§ PROBLEM DESCRIPTION: For each line in the data below that holds "marker", return a copy.

##########

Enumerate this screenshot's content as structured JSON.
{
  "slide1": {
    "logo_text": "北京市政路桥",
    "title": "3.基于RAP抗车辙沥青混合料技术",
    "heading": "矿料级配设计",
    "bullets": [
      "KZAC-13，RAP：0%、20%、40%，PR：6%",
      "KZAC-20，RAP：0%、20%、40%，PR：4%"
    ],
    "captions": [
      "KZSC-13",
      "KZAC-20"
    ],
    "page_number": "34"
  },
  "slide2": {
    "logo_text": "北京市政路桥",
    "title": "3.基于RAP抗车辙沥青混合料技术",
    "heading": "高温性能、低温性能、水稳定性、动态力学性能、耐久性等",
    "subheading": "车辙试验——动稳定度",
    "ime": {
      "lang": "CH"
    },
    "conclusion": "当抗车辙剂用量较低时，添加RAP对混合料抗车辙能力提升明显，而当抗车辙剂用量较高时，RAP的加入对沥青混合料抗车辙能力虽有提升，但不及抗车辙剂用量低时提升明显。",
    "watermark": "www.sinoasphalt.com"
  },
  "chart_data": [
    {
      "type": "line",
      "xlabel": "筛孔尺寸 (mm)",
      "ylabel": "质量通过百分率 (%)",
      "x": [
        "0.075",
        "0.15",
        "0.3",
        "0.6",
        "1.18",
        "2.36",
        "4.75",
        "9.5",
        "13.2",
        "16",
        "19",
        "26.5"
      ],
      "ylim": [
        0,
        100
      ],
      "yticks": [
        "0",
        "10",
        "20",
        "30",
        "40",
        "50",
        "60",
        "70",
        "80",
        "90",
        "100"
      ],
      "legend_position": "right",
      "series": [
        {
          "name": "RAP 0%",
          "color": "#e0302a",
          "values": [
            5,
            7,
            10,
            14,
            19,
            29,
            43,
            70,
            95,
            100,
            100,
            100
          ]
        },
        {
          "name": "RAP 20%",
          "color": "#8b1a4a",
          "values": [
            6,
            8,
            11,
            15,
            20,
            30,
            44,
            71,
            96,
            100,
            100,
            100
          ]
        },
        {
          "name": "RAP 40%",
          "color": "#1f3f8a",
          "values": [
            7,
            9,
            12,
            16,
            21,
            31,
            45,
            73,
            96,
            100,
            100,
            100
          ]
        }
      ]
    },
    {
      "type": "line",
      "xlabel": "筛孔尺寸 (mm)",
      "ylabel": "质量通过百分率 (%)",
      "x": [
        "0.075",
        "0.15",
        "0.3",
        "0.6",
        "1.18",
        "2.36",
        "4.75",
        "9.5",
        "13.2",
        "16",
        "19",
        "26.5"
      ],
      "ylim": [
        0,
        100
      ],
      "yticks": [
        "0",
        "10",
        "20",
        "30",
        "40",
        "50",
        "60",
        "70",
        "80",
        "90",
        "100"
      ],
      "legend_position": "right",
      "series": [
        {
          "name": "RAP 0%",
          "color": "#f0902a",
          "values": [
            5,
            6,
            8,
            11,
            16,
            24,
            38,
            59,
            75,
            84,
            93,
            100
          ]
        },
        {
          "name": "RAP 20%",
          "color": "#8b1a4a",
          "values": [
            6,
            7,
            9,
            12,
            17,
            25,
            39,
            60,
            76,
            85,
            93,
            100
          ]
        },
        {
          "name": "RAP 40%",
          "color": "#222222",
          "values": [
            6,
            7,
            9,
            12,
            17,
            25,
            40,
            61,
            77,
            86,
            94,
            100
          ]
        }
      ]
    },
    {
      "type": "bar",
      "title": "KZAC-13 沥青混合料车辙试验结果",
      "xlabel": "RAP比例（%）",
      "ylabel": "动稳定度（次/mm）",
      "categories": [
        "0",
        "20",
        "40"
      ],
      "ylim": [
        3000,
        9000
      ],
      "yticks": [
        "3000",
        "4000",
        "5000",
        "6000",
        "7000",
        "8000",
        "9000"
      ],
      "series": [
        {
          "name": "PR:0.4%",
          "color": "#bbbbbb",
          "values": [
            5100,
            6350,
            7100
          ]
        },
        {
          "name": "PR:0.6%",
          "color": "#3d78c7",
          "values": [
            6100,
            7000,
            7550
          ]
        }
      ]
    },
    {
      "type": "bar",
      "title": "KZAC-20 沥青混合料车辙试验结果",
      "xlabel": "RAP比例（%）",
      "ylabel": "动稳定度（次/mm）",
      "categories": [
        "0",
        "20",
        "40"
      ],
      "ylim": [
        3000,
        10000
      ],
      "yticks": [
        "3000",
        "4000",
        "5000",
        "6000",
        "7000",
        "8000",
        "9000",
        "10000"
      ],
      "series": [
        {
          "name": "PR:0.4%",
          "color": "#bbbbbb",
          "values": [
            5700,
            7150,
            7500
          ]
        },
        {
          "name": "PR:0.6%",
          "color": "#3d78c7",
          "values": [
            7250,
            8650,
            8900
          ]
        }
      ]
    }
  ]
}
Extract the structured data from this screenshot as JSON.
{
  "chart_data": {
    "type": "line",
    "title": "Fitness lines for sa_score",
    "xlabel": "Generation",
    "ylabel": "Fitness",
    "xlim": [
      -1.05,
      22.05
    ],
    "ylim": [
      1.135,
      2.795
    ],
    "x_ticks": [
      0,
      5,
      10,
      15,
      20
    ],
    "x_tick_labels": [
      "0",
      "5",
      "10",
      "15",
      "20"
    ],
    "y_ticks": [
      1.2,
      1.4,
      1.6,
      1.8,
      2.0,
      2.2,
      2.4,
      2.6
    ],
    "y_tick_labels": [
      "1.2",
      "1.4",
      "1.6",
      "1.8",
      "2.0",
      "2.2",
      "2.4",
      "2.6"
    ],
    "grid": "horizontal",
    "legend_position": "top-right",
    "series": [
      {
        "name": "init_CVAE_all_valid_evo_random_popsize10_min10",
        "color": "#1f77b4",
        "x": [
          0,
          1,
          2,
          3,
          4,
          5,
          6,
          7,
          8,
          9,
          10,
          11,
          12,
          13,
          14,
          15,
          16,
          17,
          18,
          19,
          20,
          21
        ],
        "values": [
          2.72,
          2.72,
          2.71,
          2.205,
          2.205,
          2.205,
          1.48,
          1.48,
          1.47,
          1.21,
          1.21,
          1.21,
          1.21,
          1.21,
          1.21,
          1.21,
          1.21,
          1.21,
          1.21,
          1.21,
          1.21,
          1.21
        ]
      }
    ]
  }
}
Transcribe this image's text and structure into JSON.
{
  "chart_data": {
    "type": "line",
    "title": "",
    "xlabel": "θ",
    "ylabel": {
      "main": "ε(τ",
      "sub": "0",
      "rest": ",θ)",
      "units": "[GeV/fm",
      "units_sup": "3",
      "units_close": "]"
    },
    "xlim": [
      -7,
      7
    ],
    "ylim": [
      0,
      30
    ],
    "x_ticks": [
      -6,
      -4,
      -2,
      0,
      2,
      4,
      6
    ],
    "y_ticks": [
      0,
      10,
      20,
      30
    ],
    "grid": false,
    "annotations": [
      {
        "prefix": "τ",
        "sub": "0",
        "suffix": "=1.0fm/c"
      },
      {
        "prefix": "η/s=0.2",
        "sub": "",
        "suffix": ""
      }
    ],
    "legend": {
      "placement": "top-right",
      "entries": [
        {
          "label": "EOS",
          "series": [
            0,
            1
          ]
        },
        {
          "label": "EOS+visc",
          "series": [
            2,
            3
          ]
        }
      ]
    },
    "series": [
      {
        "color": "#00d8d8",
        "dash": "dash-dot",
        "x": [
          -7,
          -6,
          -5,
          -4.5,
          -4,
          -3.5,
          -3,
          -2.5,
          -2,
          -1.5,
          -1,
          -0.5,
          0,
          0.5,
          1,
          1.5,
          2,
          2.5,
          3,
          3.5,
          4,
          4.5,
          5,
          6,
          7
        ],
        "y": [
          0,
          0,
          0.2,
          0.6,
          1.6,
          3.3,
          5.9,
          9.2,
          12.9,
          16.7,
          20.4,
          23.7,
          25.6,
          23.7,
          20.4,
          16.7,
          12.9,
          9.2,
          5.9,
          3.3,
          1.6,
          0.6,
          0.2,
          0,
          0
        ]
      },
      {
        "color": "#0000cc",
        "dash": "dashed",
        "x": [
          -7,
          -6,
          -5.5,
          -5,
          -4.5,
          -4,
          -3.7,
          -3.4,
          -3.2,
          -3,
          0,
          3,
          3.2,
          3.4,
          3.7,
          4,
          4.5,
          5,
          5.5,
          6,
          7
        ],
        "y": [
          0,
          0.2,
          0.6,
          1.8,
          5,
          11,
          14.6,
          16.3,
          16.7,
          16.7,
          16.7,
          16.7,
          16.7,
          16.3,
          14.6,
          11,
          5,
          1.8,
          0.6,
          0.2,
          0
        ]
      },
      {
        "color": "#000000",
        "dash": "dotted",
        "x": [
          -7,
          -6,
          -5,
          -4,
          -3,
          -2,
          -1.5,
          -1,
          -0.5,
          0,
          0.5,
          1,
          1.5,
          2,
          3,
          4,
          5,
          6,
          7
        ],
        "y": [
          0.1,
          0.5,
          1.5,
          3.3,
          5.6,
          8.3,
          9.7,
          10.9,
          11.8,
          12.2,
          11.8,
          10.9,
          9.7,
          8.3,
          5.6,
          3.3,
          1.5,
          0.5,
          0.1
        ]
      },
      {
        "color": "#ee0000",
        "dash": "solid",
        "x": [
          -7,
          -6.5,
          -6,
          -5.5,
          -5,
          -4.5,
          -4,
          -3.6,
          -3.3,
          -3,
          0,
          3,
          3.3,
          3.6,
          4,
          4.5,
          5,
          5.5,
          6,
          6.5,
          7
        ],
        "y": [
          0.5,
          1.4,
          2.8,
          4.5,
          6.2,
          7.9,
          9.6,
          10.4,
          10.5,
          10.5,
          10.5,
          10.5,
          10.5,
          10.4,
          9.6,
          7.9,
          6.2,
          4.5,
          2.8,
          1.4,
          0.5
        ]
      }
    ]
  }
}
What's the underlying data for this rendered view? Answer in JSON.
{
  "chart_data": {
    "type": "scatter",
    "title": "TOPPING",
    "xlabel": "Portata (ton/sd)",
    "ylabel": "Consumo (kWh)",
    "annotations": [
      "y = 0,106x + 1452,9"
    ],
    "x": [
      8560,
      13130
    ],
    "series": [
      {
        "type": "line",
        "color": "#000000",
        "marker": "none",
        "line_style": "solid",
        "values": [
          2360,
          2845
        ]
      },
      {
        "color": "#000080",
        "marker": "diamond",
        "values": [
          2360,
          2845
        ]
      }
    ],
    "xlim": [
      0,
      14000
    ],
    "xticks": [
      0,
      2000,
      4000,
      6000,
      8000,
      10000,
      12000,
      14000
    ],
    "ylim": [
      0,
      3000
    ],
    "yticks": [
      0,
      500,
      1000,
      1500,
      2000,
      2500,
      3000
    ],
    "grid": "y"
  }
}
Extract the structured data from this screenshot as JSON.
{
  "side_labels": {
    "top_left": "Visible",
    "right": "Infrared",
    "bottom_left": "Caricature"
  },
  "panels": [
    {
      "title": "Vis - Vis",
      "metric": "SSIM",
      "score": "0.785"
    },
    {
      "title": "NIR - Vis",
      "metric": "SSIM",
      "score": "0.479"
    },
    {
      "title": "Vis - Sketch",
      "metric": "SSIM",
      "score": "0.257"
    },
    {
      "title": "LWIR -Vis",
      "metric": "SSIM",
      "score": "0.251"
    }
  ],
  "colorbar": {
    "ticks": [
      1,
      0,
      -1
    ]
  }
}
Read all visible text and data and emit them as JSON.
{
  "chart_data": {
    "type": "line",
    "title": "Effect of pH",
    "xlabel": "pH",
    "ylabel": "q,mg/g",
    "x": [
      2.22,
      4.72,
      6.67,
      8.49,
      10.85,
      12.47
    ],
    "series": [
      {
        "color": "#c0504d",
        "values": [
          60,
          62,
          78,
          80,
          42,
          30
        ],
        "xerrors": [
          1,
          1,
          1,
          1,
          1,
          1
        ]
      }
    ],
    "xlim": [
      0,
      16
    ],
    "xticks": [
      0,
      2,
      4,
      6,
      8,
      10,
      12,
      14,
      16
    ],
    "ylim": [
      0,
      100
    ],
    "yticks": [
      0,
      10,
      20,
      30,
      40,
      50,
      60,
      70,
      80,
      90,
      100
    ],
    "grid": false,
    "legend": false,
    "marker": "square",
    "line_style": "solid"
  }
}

##########

§ WRITTEN ANSWER:
        "marker": "none",
        "marker": "diamond",
    "marker": "square",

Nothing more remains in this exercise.